TASK REQUIREMENTS
Transcribe all the records with complete accuracy.

SUPPLIED RECORDS
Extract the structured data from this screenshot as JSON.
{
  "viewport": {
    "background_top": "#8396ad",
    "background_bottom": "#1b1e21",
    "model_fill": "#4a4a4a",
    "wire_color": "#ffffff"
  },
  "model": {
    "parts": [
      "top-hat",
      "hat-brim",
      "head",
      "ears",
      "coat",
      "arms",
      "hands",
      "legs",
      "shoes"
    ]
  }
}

ANSWER TO THE PROBLEM
Extract the structured data from this screenshot as JSON.
{
  "viewport": {
    "background_top": "#8396ad",
    "background_bottom": "#1b1e21",
    "model_fill": "#4a4a4a",
    "wire_color": "#ffffff"
  },
  "model": {
    "parts": [
      "top-hat",
      "hat-brim",
      "head",
      "ears",
      "coat",
      "arms",
      "hands",
      "legs",
      "shoes"
    ]
  }
}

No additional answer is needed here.